• Stated task
Using the records below, report how many lines hold "finanziaria", with no extra text.

• Supplied material
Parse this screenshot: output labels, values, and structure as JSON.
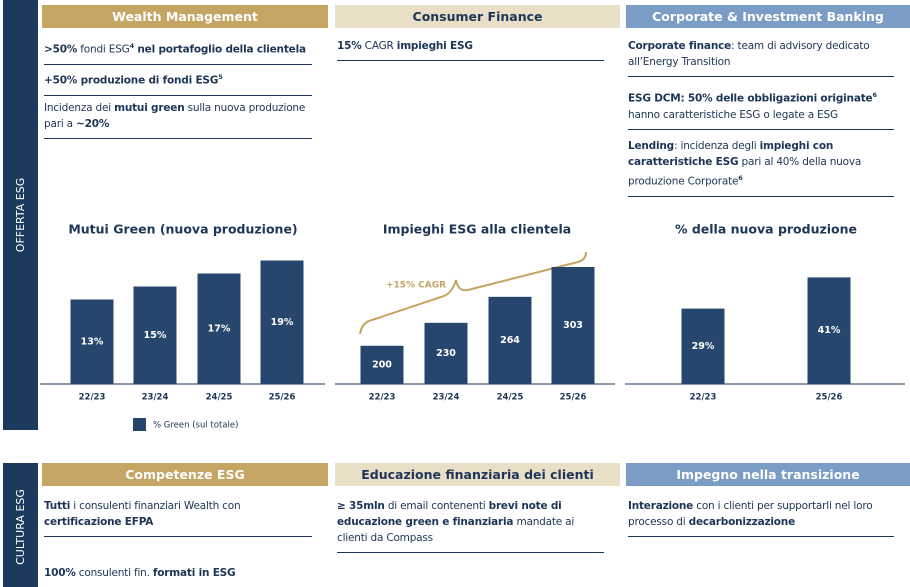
{
  "side_labels": [
    "OFFERTA ESG",
    "CULTURA ESG"
  ],
  "columns": [
    {
      "header": "Wealth Management",
      "items": [
        [
          {
            "t": ">50%",
            "b": true
          },
          {
            "t": " fondi ESG"
          },
          {
            "t": "4",
            "sup": true
          },
          {
            "t": " nel portafoglio della clientela",
            "b": true
          }
        ],
        [
          {
            "t": "+50% produzione di fondi ESG",
            "b": true
          },
          {
            "t": "5",
            "sup": true
          }
        ],
        [
          {
            "t": "Incidenza dei "
          },
          {
            "t": "mutui green",
            "b": true
          },
          {
            "t": " sulla nuova produzione pari a "
          },
          {
            "t": "~20%",
            "b": true
          }
        ]
      ]
    },
    {
      "header": "Consumer Finance",
      "items": [
        [
          {
            "t": "15%",
            "b": true
          },
          {
            "t": " CAGR "
          },
          {
            "t": "impieghi ESG",
            "b": true
          }
        ]
      ]
    },
    {
      "header": "Corporate & Investment Banking",
      "items": [
        [
          {
            "t": "Corporate finance",
            "b": true
          },
          {
            "t": ": team di advisory dedicato all’Energy Transition"
          }
        ],
        [
          {
            "t": "ESG DCM: 50% delle obbligazioni originate",
            "b": true
          },
          {
            "t": "6",
            "sup": true
          },
          {
            "t": " hanno caratteristiche ESG o legate a ESG"
          }
        ],
        [
          {
            "t": "Lending",
            "b": true
          },
          {
            "t": ": incidenza degli "
          },
          {
            "t": "impieghi con caratteristiche ESG",
            "b": true
          },
          {
            "t": " pari al 40% della nuova produzione Corporate"
          },
          {
            "t": "6",
            "sup": true
          }
        ]
      ]
    }
  ],
  "bottom_columns": [
    {
      "header": "Competenze ESG",
      "items": [
        [
          {
            "t": "Tutti",
            "b": true
          },
          {
            "t": " i consulenti finanziari Wealth con "
          },
          {
            "t": "certificazione EFPA",
            "b": true
          }
        ],
        [
          {
            "t": "100%",
            "b": true
          },
          {
            "t": " consulenti fin. "
          },
          {
            "t": "formati in ESG",
            "b": true
          }
        ]
      ]
    },
    {
      "header": "Educazione finanziaria dei clienti",
      "items": [
        [
          {
            "t": "≥ 35mln",
            "b": true
          },
          {
            "t": " di email contenenti "
          },
          {
            "t": "brevi note di educazione green e finanziaria",
            "b": true
          },
          {
            "t": " mandate ai clienti da Compass"
          }
        ]
      ]
    },
    {
      "header": "Impegno nella transizione",
      "items": [
        [
          {
            "t": "Interazione",
            "b": true
          },
          {
            "t": " con i clienti per supportarli nel loro processo di "
          },
          {
            "t": "decarbonizzazione",
            "b": true
          }
        ]
      ]
    }
  ],
  "chart_data": [
    {
      "type": "bar",
      "title": "Mutui Green (nuova produzione)",
      "categories": [
        "22/23",
        "23/24",
        "24/25",
        "25/26"
      ],
      "series": [
        {
          "name": "% Green (sul totale)",
          "color": "#27466d",
          "values": [
            13,
            15,
            17,
            19
          ],
          "value_labels": [
            "13%",
            "15%",
            "17%",
            "19%"
          ]
        }
      ],
      "ylim": [
        0,
        20
      ],
      "legend": "bottom"
    },
    {
      "type": "bar",
      "title": "Impieghi ESG alla clientela",
      "categories": [
        "22/23",
        "23/24",
        "24/25",
        "25/26"
      ],
      "values": [
        200,
        230,
        264,
        303
      ],
      "color": "#27466d",
      "annotations": [
        "+15% CAGR"
      ],
      "ylim": [
        150,
        320
      ]
    },
    {
      "type": "bar",
      "title": "% della nuova produzione",
      "categories": [
        "22/23",
        "25/26"
      ],
      "values": [
        29,
        41
      ],
      "value_labels": [
        "29%",
        "41%"
      ],
      "color": "#27466d",
      "ylim": [
        0,
        50
      ]
    }
  ]
}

• Solution to this problem
2